#### To do
The exercise asks for every line of the data to be reproduced exactly.

===== Exercise material =====

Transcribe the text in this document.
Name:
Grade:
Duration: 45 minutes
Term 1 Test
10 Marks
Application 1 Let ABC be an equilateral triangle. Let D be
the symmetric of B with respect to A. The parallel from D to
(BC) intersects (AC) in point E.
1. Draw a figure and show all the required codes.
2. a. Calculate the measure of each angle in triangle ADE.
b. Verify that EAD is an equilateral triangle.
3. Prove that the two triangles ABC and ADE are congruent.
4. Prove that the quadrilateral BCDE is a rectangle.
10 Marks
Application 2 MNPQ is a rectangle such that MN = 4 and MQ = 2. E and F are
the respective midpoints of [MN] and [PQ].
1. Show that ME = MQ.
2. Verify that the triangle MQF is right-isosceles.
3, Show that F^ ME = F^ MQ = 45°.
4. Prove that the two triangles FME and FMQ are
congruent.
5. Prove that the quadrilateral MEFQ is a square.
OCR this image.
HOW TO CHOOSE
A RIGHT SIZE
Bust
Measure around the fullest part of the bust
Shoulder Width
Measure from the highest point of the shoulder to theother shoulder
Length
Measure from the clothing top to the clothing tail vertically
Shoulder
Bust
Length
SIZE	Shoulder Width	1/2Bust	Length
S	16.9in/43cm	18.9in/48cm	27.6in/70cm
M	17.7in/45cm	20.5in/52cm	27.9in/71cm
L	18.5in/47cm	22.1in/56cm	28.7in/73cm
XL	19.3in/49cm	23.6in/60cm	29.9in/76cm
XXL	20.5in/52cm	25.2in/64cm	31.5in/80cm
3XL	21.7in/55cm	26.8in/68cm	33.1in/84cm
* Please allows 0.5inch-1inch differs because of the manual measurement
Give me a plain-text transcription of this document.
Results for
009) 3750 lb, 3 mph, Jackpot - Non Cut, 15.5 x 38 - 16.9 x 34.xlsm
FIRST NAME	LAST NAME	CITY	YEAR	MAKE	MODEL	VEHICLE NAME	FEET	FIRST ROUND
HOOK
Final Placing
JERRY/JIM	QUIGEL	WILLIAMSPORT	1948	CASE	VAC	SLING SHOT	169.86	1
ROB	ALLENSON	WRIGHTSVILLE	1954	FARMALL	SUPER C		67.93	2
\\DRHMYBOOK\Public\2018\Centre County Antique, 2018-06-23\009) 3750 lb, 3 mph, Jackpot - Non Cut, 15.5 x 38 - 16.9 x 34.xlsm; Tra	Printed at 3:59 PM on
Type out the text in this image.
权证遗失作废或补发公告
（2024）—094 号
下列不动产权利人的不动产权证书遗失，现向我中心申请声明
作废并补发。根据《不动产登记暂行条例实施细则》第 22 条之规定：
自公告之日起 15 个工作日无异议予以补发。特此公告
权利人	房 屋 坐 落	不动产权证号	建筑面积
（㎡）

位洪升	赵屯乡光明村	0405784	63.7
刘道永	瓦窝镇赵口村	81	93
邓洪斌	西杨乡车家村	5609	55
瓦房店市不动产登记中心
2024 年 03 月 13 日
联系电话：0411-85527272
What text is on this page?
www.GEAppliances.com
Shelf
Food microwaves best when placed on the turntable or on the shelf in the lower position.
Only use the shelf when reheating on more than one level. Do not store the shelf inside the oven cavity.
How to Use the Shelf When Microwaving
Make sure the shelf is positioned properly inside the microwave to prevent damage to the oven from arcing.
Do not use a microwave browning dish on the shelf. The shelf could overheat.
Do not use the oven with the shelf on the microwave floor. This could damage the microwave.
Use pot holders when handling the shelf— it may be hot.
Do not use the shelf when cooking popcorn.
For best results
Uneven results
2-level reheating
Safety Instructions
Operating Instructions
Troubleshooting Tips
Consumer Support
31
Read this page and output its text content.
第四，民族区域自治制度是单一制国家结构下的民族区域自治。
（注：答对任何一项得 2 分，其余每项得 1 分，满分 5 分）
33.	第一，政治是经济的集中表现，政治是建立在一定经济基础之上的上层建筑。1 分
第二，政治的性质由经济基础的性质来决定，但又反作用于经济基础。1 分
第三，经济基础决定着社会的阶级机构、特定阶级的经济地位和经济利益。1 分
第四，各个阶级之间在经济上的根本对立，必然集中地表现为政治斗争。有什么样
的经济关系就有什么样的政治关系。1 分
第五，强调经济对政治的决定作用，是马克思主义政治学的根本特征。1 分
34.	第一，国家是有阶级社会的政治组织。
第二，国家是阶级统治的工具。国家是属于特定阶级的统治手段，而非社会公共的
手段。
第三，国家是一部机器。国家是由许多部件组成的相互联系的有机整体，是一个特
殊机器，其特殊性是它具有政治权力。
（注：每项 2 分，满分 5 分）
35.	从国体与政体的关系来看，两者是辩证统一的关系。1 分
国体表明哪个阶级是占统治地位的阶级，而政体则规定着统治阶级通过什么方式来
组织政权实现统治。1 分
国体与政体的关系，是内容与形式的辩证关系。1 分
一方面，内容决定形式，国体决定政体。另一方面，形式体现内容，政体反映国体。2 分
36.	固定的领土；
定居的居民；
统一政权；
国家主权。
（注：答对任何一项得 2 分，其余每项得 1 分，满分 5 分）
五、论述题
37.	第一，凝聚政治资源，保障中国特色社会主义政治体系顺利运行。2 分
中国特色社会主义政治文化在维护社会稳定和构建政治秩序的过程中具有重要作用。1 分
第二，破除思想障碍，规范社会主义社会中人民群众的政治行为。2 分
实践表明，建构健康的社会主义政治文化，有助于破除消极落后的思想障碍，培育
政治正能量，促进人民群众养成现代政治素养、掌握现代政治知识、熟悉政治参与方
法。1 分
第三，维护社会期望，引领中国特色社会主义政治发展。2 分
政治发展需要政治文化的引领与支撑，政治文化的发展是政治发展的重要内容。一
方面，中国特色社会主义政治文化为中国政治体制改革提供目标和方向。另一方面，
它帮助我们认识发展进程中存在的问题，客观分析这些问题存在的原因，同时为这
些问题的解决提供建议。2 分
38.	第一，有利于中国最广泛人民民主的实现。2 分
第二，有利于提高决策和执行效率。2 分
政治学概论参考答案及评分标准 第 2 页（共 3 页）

=====

#### Full output
Transcribe the text in this document.
Name:
Grade:
Duration: 45 minutes
Term 1 Test
10 Marks
Application 1 Let ABC be an equilateral triangle. Let D be
the symmetric of B with respect to A. The parallel from D to
(BC) intersects (AC) in point E.
1. Draw a figure and show all the required codes.
2. a. Calculate the measure of each angle in triangle ADE.
b. Verify that EAD is an equilateral triangle.
3. Prove that the two triangles ABC and ADE are congruent.
4. Prove that the quadrilateral BCDE is a rectangle.
10 Marks
Application 2 MNPQ is a rectangle such that MN = 4 and MQ = 2. E and F are
the respective midpoints of [MN] and [PQ].
1. Show that ME = MQ.
2. Verify that the triangle MQF is right-isosceles.
3, Show that F^ ME = F^ MQ = 45°.
4. Prove that the two triangles FME and FMQ are
congruent.
5. Prove that the quadrilateral MEFQ is a square.
OCR this image.
HOW TO CHOOSE
A RIGHT SIZE
Bust
Measure around the fullest part of the bust
Shoulder Width
Measure from the highest point of the shoulder to theother shoulder
Length
Measure from the clothing top to the clothing tail vertically
Shoulder
Bust
Length
SIZE	Shoulder Width	1/2Bust	Length
S	16.9in/43cm	18.9in/48cm	27.6in/70cm
M	17.7in/45cm	20.5in/52cm	27.9in/71cm
L	18.5in/47cm	22.1in/56cm	28.7in/73cm
XL	19.3in/49cm	23.6in/60cm	29.9in/76cm
XXL	20.5in/52cm	25.2in/64cm	31.5in/80cm
3XL	21.7in/55cm	26.8in/68cm	33.1in/84cm
* Please allows 0.5inch-1inch differs because of the manual measurement
Give me a plain-text transcription of this document.
Results for
009) 3750 lb, 3 mph, Jackpot - Non Cut, 15.5 x 38 - 16.9 x 34.xlsm
FIRST NAME	LAST NAME	CITY	YEAR	MAKE	MODEL	VEHICLE NAME	FEET	FIRST ROUND
HOOK
Final Placing
JERRY/JIM	QUIGEL	WILLIAMSPORT	1948	CASE	VAC	SLING SHOT	169.86	1
ROB	ALLENSON	WRIGHTSVILLE	1954	FARMALL	SUPER C		67.93	2
\\DRHMYBOOK\Public\2018\Centre County Antique, 2018-06-23\009) 3750 lb, 3 mph, Jackpot - Non Cut, 15.5 x 38 - 16.9 x 34.xlsm; Tra	Printed at 3:59 PM on
Type out the text in this image.
权证遗失作废或补发公告
（2024）—094 号
下列不动产权利人的不动产权证书遗失，现向我中心申请声明
作废并补发。根据《不动产登记暂行条例实施细则》第 22 条之规定：
自公告之日起 15 个工作日无异议予以补发。特此公告
权利人	房 屋 坐 落	不动产权证号	建筑面积
（㎡）

位洪升	赵屯乡光明村	0405784	63.7
刘道永	瓦窝镇赵口村	81	93
邓洪斌	西杨乡车家村	5609	55
瓦房店市不动产登记中心
2024 年 03 月 13 日
联系电话：0411-85527272
What text is on this page?
www.GEAppliances.com
Shelf
Food microwaves best when placed on the turntable or on the shelf in the lower position.
Only use the shelf when reheating on more than one level. Do not store the shelf inside the oven cavity.
How to Use the Shelf When Microwaving
Make sure the shelf is positioned properly inside the microwave to prevent damage to the oven from arcing.
Do not use a microwave browning dish on the shelf. The shelf could overheat.
Do not use the oven with the shelf on the microwave floor. This could damage the microwave.
Use pot holders when handling the shelf— it may be hot.
Do not use the shelf when cooking popcorn.
For best results
Uneven results
2-level reheating
Safety Instructions
Operating Instructions
Troubleshooting Tips
Consumer Support
31
Read this page and output its text content.
第四，民族区域自治制度是单一制国家结构下的民族区域自治。
（注：答对任何一项得 2 分，其余每项得 1 分，满分 5 分）
33.	第一，政治是经济的集中表现，政治是建立在一定经济基础之上的上层建筑。1 分
第二，政治的性质由经济基础的性质来决定，但又反作用于经济基础。1 分
第三，经济基础决定着社会的阶级机构、特定阶级的经济地位和经济利益。1 分
第四，各个阶级之间在经济上的根本对立，必然集中地表现为政治斗争。有什么样
的经济关系就有什么样的政治关系。1 分
第五，强调经济对政治的决定作用，是马克思主义政治学的根本特征。1 分
34.	第一，国家是有阶级社会的政治组织。
第二，国家是阶级统治的工具。国家是属于特定阶级的统治手段，而非社会公共的
手段。
第三，国家是一部机器。国家是由许多部件组成的相互联系的有机整体，是一个特
殊机器，其特殊性是它具有政治权力。
（注：每项 2 分，满分 5 分）
35.	从国体与政体的关系来看，两者是辩证统一的关系。1 分
国体表明哪个阶级是占统治地位的阶级，而政体则规定着统治阶级通过什么方式来
组织政权实现统治。1 分
国体与政体的关系，是内容与形式的辩证关系。1 分
一方面，内容决定形式，国体决定政体。另一方面，形式体现内容，政体反映国体。2 分
36.	固定的领土；
定居的居民；
统一政权；
国家主权。
（注：答对任何一项得 2 分，其余每项得 1 分，满分 5 分）
五、论述题
37.	第一，凝聚政治资源，保障中国特色社会主义政治体系顺利运行。2 分
中国特色社会主义政治文化在维护社会稳定和构建政治秩序的过程中具有重要作用。1 分
第二，破除思想障碍，规范社会主义社会中人民群众的政治行为。2 分
实践表明，建构健康的社会主义政治文化，有助于破除消极落后的思想障碍，培育
政治正能量，促进人民群众养成现代政治素养、掌握现代政治知识、熟悉政治参与方
法。1 分
第三，维护社会期望，引领中国特色社会主义政治发展。2 分
政治发展需要政治文化的引领与支撑，政治文化的发展是政治发展的重要内容。一
方面，中国特色社会主义政治文化为中国政治体制改革提供目标和方向。另一方面，
它帮助我们认识发展进程中存在的问题，客观分析这些问题存在的原因，同时为这
些问题的解决提供建议。2 分
38.	第一，有利于中国最广泛人民民主的实现。2 分
第二，有利于提高决策和执行效率。2 分
政治学概论参考答案及评分标准 第 2 页（共 3 页）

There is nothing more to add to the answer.